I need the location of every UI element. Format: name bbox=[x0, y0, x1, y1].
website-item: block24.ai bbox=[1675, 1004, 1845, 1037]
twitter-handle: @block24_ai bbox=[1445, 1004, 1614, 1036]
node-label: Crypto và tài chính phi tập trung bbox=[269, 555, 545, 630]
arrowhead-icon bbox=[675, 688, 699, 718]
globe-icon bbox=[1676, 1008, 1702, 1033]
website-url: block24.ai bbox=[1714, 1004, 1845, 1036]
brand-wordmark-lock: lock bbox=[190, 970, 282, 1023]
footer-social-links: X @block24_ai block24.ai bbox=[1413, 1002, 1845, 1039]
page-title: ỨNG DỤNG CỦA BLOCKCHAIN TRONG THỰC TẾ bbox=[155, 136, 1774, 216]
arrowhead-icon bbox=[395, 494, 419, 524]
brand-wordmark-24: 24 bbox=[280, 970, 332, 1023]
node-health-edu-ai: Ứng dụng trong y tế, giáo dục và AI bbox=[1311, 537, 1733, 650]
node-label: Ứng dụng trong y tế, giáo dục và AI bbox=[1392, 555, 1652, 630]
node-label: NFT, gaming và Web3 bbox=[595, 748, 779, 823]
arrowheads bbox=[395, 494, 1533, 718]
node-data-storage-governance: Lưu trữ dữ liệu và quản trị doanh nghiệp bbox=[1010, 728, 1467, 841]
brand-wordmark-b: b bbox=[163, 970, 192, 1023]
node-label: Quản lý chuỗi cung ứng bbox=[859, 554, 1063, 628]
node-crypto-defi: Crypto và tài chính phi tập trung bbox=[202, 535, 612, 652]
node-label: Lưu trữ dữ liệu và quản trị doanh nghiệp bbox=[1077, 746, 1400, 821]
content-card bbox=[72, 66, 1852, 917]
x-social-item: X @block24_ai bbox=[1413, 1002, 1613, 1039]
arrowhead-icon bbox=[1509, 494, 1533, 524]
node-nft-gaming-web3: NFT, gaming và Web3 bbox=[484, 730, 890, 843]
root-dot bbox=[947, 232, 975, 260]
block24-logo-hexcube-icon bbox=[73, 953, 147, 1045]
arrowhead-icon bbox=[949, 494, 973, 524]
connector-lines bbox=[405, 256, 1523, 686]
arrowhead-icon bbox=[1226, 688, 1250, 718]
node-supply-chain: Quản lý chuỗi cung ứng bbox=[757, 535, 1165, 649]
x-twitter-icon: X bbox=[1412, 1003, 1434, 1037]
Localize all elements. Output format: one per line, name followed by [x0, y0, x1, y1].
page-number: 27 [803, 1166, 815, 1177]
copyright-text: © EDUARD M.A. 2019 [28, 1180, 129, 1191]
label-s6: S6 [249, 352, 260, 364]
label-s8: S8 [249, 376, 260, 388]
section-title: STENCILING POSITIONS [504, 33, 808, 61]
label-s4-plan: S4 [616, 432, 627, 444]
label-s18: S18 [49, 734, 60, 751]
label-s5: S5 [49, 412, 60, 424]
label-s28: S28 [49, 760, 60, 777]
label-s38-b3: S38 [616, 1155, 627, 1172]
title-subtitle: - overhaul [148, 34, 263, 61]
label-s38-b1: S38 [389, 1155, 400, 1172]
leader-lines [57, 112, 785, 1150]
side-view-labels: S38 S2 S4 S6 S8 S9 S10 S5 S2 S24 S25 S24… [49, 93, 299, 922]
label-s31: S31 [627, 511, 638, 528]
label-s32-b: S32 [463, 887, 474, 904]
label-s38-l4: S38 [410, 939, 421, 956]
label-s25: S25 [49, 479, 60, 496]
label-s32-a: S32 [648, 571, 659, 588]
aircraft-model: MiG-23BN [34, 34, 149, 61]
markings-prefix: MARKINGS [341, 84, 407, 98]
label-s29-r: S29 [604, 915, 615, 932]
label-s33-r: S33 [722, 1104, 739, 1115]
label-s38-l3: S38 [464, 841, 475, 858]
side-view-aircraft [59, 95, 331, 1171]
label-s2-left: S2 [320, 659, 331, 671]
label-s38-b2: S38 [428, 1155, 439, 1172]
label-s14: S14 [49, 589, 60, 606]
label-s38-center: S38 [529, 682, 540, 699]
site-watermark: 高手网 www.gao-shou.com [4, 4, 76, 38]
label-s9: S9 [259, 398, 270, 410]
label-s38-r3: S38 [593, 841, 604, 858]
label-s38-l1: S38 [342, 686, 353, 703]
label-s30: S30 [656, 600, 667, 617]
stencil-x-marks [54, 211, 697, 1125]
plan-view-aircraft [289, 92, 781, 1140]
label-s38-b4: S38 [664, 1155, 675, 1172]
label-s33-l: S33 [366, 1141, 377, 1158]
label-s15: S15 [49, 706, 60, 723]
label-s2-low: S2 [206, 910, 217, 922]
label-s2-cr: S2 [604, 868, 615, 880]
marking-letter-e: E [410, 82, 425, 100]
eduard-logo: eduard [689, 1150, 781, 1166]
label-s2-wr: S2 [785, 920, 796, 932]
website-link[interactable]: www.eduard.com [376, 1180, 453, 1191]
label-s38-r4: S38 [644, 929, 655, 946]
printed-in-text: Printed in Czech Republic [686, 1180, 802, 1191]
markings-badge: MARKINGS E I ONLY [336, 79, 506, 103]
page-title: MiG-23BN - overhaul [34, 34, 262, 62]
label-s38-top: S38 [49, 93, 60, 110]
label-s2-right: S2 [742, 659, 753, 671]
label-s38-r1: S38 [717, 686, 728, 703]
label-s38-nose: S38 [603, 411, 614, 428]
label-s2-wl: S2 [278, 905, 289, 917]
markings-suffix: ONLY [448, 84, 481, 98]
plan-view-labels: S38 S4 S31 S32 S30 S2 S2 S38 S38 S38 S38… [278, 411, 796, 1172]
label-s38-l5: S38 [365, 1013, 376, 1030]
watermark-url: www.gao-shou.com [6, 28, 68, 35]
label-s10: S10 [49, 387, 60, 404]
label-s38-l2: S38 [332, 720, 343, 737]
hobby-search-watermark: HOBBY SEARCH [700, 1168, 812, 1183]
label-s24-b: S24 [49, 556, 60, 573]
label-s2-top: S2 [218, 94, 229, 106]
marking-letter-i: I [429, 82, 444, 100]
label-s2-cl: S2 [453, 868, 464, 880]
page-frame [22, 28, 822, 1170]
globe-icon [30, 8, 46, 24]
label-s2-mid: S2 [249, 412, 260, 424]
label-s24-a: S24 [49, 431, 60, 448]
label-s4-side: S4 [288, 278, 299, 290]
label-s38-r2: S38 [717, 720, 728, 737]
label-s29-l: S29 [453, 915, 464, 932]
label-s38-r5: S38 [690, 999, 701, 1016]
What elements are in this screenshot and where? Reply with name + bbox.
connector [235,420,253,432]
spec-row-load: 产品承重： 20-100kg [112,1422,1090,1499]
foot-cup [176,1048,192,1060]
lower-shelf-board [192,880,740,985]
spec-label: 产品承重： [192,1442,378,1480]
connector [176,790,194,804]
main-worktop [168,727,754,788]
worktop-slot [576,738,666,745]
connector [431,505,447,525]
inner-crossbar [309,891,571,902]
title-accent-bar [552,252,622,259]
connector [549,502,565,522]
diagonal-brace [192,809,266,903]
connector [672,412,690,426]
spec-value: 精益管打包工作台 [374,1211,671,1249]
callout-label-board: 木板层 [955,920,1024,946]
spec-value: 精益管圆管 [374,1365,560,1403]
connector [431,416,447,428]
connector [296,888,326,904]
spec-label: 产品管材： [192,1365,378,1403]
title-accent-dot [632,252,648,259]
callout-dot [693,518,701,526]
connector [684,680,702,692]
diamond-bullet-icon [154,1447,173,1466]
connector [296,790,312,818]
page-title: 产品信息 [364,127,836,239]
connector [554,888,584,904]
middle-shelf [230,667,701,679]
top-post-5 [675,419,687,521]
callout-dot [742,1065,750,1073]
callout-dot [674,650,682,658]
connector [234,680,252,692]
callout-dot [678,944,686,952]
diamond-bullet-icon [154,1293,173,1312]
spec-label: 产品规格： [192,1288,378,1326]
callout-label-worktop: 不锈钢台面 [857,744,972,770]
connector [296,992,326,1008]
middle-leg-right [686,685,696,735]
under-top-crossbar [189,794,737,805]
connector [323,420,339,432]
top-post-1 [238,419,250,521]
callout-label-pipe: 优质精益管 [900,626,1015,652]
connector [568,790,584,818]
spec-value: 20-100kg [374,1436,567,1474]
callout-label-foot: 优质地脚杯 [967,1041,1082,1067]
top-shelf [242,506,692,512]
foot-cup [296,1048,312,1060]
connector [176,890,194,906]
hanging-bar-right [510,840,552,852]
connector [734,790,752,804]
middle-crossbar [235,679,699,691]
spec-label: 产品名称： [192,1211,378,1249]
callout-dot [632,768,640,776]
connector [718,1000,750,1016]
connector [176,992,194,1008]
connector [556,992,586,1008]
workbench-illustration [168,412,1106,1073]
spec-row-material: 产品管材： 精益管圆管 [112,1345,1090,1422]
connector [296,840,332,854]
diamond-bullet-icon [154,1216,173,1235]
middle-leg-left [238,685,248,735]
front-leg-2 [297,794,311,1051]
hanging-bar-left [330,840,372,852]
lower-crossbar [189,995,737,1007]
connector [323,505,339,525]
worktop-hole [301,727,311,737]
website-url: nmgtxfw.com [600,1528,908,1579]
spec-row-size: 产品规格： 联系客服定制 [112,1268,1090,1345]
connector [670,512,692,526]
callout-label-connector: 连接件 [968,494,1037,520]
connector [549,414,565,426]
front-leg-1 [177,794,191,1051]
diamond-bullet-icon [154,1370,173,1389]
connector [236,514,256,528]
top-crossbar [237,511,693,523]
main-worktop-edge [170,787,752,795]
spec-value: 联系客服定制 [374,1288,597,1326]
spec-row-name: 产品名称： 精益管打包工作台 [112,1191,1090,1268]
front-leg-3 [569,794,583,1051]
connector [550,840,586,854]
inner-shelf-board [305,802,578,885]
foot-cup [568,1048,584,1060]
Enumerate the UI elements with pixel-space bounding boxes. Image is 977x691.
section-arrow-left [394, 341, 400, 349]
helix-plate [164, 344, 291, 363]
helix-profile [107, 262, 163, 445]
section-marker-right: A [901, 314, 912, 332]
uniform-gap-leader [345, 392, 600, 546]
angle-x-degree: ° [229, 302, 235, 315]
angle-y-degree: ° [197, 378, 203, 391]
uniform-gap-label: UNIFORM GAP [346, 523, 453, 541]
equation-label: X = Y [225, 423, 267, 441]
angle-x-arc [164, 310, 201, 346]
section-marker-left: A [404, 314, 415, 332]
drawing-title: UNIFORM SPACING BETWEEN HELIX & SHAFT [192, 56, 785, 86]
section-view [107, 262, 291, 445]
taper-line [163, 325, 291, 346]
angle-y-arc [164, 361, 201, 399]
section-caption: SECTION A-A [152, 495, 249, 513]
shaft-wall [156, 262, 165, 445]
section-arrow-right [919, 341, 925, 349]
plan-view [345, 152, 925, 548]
==*==
### SET EXERCISE
Copy the items verbatim, from the first line through the line containing "node-label: NFT, gaming".

### EXERCISE RESULT
I need the location of every UI element. Format: name bbox=[x0, y0, x1, y1].
website-item: block24.ai bbox=[1675, 1004, 1845, 1037]
twitter-handle: @block24_ai bbox=[1445, 1004, 1614, 1036]
node-label: Crypto và tài chính phi tập trung bbox=[269, 555, 545, 630]
arrowhead-icon bbox=[675, 688, 699, 718]
globe-icon bbox=[1676, 1008, 1702, 1033]
website-url: block24.ai bbox=[1714, 1004, 1845, 1036]
brand-wordmark-lock: lock bbox=[190, 970, 282, 1023]
footer-social-links: X @block24_ai block24.ai bbox=[1413, 1002, 1845, 1039]
page-title: ỨNG DỤNG CỦA BLOCKCHAIN TRONG THỰC TẾ bbox=[155, 136, 1774, 216]
arrowhead-icon bbox=[395, 494, 419, 524]
brand-wordmark-24: 24 bbox=[280, 970, 332, 1023]
node-health-edu-ai: Ứng dụng trong y tế, giáo dục và AI bbox=[1311, 537, 1733, 650]
node-label: Ứng dụng trong y tế, giáo dục và AI bbox=[1392, 555, 1652, 630]
node-label: NFT, gaming và Web3 bbox=[595, 748, 779, 823]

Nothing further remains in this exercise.